Stored records
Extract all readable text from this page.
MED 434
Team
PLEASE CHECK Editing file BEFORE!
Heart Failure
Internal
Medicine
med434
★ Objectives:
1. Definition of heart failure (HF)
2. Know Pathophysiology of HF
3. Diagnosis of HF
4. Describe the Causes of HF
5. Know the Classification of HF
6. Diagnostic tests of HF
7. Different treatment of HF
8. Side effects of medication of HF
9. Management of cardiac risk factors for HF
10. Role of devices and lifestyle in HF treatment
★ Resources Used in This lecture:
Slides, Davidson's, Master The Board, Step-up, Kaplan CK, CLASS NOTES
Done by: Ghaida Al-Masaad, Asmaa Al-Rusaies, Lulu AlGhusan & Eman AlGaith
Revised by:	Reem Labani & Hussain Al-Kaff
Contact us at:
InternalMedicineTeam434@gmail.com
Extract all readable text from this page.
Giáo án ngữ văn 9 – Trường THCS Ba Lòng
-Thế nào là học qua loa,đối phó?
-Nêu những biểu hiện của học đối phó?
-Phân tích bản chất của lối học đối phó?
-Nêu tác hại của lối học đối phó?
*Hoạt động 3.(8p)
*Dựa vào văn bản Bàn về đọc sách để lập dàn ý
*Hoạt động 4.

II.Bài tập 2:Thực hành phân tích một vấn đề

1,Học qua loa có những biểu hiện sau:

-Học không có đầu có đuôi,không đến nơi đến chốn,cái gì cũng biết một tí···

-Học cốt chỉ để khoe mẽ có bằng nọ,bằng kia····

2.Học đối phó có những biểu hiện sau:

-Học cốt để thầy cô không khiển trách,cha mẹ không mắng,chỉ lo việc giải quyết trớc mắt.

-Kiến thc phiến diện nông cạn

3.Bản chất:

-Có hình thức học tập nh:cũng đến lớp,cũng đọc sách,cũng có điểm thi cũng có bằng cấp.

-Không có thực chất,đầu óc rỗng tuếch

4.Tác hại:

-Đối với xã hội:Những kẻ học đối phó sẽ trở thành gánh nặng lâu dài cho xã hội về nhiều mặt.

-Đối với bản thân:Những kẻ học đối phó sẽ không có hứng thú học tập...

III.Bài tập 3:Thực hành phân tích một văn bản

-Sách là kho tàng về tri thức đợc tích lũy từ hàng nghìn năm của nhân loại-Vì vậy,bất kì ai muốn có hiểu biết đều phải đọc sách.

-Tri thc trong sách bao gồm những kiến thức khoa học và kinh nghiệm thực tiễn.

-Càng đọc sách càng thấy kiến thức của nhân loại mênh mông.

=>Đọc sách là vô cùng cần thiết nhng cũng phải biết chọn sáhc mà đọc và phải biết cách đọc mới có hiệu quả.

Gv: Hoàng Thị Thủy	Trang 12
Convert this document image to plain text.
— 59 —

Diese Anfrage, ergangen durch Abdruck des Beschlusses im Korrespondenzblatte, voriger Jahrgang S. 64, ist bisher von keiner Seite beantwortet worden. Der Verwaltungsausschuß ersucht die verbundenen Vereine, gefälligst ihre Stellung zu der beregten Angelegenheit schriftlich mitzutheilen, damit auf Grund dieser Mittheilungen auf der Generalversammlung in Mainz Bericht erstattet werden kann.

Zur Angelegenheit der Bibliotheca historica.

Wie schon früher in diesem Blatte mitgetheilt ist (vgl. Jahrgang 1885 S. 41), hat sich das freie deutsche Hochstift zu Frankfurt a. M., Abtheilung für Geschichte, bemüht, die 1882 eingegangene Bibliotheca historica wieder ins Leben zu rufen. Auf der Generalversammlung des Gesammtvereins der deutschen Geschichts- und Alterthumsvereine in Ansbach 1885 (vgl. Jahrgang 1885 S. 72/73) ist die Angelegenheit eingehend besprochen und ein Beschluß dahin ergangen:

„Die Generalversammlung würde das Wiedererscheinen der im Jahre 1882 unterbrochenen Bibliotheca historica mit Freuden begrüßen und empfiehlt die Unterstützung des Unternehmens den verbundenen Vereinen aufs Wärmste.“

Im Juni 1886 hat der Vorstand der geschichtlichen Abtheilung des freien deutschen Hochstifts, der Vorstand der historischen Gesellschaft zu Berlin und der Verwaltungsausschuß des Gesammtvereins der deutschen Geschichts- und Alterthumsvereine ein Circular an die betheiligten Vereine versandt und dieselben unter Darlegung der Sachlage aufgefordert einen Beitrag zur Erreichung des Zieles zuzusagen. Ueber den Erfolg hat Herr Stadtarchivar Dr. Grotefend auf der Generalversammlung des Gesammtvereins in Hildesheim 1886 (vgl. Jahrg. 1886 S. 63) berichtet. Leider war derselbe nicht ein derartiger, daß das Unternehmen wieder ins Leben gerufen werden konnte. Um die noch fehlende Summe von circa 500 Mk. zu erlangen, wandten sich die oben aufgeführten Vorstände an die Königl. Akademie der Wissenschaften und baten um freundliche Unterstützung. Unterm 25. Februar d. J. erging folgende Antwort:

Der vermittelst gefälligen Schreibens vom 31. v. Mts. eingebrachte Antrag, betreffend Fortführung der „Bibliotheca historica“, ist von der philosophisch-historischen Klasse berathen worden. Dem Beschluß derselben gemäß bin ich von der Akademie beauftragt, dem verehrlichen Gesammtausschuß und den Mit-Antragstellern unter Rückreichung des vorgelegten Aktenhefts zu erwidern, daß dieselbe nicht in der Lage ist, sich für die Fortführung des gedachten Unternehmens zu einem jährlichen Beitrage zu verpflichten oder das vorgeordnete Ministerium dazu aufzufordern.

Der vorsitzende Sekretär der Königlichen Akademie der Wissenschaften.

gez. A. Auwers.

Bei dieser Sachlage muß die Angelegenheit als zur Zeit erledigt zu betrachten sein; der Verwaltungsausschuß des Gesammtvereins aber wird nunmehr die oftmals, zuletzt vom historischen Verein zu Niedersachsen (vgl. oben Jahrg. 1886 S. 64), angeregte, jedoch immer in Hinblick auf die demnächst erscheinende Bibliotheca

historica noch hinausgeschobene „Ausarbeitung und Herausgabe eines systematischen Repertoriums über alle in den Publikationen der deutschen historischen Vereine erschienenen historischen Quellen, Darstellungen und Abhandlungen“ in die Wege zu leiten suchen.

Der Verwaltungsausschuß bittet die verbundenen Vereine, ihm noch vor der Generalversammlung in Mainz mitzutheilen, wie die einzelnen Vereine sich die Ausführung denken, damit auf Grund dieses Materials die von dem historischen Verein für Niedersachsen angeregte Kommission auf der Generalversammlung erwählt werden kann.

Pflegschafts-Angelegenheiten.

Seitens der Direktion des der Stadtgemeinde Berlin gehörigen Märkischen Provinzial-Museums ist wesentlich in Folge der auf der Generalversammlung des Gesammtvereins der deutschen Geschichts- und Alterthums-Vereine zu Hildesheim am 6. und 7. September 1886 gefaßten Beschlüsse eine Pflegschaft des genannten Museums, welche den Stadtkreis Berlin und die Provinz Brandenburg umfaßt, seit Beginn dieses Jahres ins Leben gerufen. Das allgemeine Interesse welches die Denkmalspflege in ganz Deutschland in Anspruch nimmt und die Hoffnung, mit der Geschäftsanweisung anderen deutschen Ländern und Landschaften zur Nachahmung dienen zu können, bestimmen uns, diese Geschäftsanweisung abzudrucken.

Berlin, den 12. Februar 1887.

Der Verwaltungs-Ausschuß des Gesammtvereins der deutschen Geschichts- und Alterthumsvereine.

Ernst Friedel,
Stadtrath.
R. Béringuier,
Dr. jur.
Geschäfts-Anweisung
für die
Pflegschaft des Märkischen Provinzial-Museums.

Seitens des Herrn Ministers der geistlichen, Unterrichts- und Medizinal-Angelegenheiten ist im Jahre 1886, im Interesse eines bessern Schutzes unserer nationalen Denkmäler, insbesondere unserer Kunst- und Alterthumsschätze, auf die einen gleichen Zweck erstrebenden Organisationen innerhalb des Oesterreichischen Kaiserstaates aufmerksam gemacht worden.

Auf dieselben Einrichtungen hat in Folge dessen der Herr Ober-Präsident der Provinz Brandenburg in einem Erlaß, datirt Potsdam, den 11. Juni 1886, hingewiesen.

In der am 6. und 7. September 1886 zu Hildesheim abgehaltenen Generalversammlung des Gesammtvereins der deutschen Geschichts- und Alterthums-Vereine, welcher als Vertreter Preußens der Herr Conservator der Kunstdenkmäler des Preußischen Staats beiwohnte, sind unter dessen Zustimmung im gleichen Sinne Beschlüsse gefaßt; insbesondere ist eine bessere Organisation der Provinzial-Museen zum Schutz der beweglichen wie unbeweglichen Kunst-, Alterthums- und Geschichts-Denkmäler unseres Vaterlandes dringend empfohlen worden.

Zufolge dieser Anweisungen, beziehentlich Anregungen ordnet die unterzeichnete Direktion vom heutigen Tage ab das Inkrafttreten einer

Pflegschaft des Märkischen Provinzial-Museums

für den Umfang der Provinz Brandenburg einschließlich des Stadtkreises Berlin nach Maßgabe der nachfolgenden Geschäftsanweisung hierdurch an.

AIM OF THE EXERCISE:
Scan the lines for the string "cũng". Pick out every line that has it.

SOLUTION TO THIS EXERCISE:
-Học không có đầu có đuôi,không đến nơi đến chốn,cái gì cũng biết một tí···
-Có hình thức học tập nh:cũng đến lớp,cũng đọc sách,cũng có điểm thi cũng có bằng cấp.
=>Đọc sách là vô cùng cần thiết nhng cũng phải biết chọn sáhc mà đọc và phải biết cách đọc mới có hiệu quả.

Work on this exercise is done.